→ PROBLEM TO WORK ON
Search the data for the word "determined" and copy every line that contains it.
----- DATA LISTING -----
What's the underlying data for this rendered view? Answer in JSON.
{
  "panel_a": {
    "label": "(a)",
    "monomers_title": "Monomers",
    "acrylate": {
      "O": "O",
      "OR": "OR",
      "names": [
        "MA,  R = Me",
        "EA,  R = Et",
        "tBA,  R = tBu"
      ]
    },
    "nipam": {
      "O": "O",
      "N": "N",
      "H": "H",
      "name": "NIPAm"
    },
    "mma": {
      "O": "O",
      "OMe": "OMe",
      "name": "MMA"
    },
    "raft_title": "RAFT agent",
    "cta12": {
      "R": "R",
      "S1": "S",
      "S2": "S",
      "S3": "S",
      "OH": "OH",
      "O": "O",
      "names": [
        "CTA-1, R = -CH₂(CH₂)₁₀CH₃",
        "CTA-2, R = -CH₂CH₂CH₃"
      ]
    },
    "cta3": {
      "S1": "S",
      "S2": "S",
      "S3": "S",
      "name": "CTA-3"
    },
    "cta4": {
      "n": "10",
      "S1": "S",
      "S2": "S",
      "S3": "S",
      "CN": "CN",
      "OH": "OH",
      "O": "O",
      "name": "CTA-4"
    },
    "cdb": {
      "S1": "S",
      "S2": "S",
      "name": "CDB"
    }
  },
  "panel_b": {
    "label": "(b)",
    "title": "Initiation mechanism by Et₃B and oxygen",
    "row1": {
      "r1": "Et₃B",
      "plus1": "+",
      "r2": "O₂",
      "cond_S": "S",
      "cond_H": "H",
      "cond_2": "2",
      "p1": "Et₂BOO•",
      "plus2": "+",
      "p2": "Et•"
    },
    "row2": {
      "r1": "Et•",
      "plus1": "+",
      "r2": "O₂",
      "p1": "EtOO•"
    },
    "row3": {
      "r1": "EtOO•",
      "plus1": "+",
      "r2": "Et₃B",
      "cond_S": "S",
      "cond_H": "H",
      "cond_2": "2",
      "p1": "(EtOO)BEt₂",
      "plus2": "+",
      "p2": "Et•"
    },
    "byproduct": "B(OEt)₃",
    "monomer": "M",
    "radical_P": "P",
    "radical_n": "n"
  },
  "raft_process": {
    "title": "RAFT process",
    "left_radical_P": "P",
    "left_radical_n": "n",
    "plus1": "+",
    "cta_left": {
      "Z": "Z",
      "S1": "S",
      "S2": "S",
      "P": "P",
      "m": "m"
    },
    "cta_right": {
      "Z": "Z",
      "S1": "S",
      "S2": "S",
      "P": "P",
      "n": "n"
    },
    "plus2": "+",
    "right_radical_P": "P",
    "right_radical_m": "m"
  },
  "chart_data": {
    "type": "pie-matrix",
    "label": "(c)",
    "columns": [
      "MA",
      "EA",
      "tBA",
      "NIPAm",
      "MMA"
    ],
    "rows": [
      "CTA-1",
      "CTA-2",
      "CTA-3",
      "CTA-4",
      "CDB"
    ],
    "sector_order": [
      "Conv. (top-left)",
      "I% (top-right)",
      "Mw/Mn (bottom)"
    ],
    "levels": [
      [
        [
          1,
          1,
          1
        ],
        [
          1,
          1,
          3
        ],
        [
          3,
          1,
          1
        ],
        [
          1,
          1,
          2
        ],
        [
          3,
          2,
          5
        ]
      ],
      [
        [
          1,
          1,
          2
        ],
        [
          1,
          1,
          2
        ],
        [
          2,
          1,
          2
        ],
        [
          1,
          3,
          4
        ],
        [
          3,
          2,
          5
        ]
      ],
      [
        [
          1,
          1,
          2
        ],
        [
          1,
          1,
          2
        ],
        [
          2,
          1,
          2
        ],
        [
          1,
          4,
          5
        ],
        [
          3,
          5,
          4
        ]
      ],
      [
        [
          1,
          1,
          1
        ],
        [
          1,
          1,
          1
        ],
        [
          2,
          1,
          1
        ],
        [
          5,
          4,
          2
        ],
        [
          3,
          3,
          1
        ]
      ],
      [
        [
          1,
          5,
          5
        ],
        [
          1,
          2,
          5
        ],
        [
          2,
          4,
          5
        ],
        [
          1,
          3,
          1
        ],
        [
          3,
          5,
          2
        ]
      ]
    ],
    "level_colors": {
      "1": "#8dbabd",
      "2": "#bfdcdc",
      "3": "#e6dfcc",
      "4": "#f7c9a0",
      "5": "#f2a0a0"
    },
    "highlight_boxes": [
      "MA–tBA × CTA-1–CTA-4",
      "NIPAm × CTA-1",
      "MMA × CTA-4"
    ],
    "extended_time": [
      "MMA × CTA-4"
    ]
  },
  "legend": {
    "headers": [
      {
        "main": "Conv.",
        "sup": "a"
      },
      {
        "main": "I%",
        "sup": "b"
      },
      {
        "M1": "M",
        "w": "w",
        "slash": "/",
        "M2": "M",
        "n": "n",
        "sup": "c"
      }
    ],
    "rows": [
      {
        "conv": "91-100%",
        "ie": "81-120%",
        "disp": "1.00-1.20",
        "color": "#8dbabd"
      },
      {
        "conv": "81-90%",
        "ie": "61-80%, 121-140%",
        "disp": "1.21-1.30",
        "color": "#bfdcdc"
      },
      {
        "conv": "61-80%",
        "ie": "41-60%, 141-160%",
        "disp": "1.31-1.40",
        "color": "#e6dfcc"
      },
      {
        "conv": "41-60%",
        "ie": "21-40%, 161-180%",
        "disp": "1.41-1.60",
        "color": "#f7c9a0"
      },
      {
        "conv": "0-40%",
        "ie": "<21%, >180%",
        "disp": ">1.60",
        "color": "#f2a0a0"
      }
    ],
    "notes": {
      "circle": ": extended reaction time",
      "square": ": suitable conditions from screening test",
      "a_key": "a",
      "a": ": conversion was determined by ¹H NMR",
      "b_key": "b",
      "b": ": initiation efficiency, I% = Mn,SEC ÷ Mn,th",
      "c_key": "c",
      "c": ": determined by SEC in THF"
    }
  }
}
-----
→ TASK RESULT
      "a": ": conversion was determined by ¹H NMR",
      "c": ": determined by SEC in THF"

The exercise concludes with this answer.